Take each line containing "true" and report it exactly as written.

^^^^^^^^

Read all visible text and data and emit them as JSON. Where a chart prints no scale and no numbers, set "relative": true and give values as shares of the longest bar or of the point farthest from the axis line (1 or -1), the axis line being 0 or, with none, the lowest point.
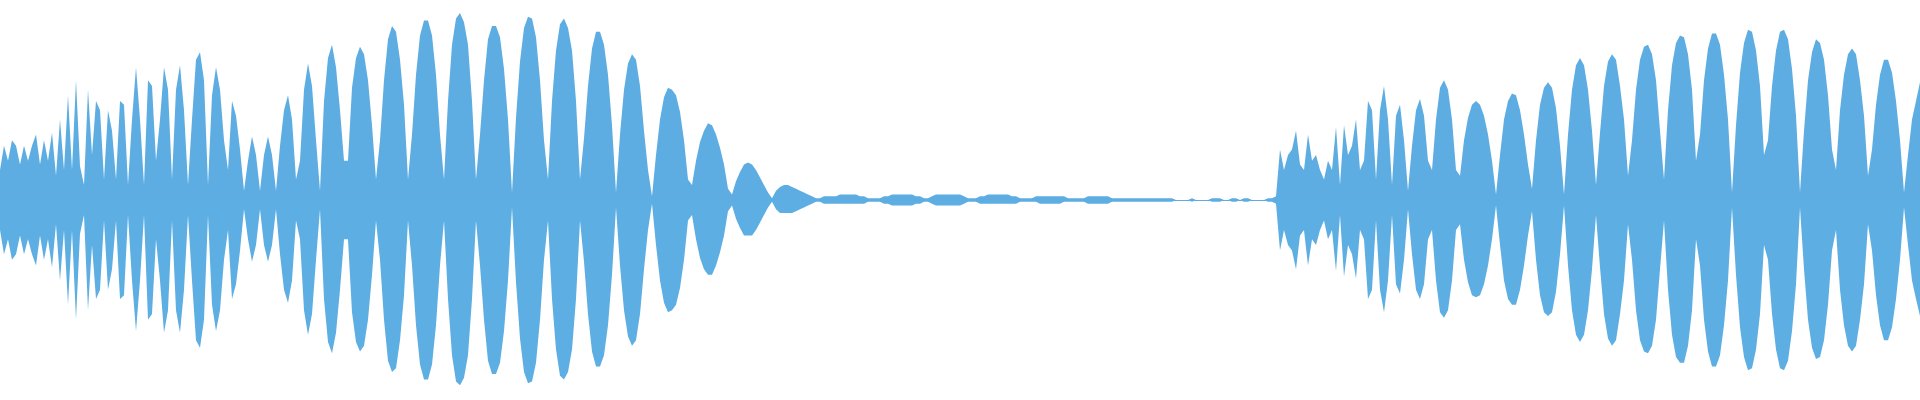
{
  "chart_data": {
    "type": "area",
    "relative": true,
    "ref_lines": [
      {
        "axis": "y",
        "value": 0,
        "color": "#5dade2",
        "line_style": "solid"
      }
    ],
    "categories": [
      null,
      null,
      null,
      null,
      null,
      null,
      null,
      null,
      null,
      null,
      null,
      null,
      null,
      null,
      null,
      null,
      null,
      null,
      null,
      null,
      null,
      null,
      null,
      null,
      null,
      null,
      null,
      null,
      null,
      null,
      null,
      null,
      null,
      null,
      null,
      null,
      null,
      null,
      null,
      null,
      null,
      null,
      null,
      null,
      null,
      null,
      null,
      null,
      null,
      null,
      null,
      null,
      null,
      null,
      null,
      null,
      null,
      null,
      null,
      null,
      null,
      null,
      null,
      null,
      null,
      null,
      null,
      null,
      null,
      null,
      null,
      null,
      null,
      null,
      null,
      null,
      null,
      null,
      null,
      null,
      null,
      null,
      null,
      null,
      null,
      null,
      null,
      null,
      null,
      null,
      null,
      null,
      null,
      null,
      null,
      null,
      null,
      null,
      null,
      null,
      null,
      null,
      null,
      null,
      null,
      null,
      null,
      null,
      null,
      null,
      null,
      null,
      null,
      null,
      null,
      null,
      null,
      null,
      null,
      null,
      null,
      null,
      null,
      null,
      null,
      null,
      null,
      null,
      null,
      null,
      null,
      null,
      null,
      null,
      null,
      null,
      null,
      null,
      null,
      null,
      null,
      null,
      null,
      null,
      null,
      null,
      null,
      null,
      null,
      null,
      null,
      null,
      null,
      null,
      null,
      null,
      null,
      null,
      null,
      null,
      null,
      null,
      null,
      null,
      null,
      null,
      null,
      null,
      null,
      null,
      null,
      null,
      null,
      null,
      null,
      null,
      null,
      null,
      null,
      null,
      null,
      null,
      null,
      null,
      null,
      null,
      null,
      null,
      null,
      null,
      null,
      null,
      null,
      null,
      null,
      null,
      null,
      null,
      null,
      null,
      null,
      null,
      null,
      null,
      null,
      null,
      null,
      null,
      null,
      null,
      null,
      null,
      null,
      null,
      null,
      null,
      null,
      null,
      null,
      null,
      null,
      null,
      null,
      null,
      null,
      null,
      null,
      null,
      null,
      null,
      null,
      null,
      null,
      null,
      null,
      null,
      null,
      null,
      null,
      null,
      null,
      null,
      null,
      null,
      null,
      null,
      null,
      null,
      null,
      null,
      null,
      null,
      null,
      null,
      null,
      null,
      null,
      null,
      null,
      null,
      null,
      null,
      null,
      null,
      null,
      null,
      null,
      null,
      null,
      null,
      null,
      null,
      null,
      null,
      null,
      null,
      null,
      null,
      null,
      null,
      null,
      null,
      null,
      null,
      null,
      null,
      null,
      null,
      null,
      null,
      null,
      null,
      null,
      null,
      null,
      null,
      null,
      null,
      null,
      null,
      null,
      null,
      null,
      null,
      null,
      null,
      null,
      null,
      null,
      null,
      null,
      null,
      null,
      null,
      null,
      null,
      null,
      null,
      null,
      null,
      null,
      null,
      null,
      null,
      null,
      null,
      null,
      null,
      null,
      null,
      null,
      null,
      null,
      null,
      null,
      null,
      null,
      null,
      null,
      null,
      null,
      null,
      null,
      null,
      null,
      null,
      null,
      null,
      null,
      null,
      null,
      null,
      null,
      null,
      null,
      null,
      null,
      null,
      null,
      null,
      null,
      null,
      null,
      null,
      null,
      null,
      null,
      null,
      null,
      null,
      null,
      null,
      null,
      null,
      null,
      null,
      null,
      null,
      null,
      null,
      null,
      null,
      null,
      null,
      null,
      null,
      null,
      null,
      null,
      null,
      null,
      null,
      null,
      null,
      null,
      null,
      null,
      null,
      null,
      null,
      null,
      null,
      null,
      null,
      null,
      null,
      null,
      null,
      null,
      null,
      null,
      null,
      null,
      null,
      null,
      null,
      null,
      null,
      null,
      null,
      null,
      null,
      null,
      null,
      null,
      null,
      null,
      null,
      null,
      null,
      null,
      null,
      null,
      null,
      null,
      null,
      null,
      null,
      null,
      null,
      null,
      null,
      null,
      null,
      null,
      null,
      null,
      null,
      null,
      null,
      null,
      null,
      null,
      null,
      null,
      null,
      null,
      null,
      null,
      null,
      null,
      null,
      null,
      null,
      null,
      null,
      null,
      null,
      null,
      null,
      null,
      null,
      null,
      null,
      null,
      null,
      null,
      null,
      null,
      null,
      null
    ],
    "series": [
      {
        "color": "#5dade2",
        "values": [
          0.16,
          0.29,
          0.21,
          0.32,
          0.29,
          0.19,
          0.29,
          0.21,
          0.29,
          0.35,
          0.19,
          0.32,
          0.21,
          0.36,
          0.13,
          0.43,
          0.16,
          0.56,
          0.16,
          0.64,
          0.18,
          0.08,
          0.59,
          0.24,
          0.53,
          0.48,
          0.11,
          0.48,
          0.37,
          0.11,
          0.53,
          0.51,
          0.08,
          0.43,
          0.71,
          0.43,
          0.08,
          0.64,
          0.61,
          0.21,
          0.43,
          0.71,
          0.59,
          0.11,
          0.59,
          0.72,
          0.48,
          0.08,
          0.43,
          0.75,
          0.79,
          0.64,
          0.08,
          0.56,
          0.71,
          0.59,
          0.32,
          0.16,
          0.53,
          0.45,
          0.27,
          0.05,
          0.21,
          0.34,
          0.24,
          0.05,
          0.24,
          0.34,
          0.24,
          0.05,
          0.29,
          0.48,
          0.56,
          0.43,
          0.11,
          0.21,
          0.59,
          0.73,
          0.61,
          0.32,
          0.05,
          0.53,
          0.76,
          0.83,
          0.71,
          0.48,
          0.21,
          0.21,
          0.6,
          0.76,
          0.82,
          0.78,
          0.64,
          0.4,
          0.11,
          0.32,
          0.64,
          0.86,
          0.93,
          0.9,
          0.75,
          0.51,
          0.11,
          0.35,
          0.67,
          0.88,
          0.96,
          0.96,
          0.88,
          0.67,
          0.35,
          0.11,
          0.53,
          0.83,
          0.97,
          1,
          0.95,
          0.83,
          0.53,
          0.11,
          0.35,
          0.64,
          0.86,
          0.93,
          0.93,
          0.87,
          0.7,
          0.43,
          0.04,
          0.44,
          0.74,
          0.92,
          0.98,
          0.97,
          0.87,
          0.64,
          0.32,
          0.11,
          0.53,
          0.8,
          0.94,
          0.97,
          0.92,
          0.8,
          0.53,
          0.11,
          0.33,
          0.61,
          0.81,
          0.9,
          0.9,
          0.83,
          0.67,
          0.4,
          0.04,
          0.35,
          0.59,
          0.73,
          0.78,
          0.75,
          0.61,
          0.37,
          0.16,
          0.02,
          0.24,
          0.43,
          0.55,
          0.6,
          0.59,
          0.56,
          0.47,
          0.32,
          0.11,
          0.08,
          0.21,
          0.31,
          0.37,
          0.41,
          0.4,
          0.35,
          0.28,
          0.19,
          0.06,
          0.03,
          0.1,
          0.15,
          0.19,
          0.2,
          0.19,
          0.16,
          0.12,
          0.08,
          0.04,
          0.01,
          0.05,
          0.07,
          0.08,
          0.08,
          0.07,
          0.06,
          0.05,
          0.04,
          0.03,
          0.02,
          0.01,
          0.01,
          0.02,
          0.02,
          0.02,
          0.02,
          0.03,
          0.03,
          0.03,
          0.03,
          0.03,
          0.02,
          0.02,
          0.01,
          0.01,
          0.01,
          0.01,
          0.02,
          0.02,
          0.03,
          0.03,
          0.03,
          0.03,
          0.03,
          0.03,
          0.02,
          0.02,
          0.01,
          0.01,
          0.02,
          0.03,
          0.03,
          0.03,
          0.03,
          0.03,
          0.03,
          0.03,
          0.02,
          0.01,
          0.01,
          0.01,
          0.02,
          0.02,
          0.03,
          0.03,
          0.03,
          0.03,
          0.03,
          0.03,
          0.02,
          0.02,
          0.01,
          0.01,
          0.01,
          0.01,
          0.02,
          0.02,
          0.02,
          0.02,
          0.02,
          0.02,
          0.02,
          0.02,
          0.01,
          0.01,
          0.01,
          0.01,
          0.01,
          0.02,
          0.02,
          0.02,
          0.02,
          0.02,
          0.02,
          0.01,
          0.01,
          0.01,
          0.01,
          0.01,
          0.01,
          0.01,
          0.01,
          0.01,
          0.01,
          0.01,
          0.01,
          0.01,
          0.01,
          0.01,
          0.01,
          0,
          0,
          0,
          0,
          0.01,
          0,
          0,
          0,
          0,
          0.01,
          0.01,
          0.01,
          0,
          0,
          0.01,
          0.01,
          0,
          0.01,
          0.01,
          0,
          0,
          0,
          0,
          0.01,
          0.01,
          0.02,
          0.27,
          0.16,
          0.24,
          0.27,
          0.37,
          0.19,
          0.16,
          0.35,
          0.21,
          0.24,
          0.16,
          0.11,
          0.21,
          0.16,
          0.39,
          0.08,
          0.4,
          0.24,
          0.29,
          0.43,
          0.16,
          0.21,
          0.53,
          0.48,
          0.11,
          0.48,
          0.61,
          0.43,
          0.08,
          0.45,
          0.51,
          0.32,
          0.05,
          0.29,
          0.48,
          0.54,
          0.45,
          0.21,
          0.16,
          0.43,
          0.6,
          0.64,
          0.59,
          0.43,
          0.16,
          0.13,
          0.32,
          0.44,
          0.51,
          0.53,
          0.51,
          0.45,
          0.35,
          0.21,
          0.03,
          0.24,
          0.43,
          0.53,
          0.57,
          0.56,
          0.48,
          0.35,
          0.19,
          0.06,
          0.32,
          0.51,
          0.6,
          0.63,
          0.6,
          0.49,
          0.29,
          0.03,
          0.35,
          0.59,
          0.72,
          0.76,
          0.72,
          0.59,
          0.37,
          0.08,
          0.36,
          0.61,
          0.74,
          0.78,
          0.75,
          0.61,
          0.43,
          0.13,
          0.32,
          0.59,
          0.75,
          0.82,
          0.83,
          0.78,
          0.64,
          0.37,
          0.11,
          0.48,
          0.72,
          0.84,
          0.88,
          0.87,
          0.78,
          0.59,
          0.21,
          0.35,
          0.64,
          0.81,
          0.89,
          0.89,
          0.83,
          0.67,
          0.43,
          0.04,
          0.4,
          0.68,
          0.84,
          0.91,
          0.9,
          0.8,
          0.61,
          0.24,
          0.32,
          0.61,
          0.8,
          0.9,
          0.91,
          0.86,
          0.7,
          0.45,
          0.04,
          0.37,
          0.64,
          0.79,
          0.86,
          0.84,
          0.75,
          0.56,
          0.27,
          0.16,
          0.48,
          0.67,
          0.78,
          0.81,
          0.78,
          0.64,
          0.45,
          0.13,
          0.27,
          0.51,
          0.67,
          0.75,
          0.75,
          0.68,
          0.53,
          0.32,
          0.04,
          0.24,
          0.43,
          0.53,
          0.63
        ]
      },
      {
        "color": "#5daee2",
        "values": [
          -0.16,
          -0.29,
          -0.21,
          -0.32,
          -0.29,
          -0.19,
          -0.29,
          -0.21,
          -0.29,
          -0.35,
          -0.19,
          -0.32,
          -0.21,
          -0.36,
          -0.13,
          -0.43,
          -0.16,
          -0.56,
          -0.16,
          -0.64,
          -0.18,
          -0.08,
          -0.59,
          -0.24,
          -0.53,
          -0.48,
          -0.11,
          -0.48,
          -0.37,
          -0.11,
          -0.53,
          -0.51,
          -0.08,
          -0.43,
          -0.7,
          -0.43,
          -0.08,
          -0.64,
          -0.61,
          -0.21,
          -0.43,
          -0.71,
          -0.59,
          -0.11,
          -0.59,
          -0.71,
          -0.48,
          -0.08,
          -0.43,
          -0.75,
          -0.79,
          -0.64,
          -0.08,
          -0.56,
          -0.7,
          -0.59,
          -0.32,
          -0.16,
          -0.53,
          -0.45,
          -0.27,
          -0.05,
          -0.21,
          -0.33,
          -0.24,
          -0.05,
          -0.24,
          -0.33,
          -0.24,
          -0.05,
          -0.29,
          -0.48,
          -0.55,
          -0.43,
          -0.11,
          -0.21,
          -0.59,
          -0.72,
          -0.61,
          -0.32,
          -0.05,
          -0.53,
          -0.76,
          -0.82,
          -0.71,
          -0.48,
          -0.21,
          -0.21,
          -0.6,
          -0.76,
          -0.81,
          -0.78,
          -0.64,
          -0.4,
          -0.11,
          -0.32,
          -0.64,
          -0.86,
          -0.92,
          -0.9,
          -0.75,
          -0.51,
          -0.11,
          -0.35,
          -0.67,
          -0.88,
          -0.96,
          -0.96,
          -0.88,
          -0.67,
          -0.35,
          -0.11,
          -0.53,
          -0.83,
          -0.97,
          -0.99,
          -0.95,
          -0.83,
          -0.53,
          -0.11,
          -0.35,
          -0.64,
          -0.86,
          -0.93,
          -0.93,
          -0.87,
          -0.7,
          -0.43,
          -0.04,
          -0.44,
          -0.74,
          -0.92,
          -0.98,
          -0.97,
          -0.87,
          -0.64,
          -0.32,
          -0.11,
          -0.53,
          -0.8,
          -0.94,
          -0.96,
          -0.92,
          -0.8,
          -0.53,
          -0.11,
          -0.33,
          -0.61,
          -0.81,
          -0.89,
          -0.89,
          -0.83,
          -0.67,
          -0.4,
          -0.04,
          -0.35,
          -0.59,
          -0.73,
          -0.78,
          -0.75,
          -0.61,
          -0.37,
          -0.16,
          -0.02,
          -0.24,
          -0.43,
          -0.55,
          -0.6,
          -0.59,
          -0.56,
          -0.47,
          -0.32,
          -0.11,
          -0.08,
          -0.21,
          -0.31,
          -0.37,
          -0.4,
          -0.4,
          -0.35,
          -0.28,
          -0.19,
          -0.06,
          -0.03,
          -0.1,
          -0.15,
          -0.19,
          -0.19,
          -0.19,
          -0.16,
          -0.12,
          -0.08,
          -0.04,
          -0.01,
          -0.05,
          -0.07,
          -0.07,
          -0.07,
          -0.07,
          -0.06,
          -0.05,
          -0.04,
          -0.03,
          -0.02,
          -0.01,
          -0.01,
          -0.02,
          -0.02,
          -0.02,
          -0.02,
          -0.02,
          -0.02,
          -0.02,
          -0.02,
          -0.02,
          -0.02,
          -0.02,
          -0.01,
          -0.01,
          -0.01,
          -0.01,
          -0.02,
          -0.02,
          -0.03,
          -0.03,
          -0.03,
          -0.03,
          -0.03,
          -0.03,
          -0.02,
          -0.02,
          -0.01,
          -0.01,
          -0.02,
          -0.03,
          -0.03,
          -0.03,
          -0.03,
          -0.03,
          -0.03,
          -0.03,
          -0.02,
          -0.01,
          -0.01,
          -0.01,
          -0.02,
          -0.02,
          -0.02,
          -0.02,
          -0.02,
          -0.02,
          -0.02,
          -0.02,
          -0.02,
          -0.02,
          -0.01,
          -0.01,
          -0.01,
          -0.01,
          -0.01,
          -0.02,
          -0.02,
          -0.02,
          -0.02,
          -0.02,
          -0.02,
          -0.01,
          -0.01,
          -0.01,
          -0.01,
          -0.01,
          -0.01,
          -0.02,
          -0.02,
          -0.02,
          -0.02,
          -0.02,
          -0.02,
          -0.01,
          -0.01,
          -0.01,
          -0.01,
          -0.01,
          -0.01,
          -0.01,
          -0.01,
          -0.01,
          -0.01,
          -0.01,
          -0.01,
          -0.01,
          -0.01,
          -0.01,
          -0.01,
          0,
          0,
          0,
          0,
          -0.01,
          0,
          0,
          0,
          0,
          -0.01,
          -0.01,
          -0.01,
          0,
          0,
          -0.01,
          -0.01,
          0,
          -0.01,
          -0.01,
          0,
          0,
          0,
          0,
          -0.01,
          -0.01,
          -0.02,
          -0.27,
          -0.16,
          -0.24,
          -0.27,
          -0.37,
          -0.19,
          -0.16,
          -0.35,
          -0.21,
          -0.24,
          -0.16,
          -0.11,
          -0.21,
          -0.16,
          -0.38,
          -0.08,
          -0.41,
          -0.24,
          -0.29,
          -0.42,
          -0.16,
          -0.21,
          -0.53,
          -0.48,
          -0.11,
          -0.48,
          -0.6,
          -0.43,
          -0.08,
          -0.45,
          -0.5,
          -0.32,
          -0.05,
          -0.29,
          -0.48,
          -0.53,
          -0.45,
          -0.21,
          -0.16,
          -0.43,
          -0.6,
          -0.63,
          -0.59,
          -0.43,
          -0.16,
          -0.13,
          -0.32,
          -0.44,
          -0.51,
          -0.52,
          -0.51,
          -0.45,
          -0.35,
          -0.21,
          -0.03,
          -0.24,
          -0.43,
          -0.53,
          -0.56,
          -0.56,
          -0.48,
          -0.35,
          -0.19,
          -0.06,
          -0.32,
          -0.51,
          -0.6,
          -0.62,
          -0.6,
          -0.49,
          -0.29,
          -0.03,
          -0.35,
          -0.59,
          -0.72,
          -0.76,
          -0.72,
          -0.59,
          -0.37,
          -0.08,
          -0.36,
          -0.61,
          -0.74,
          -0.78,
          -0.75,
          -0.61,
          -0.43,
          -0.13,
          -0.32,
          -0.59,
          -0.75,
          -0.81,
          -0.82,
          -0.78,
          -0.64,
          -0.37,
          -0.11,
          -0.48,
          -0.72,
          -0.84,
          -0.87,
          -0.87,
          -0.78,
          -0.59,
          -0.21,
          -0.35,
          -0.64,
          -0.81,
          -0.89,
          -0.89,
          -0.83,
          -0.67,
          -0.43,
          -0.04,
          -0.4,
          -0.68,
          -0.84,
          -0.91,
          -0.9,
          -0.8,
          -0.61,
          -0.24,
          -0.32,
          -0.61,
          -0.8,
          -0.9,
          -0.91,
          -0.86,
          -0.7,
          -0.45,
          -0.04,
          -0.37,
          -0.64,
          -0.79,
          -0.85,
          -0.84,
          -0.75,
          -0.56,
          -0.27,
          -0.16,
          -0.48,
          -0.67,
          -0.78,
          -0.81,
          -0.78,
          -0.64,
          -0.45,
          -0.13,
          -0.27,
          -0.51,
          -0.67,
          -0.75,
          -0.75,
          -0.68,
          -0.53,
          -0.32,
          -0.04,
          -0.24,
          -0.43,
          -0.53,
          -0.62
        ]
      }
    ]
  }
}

^^^^^^^^

▶ TASK ANSWER:
Read all visible text and data and emit them as JSON. Where a chart prints no scale and no numbers, set "relative": true and give values as shares of the longest bar or of the point farthest from the axis line (1 or -1), the axis line being 0 or, with none, the lowest point.
    "relative": true,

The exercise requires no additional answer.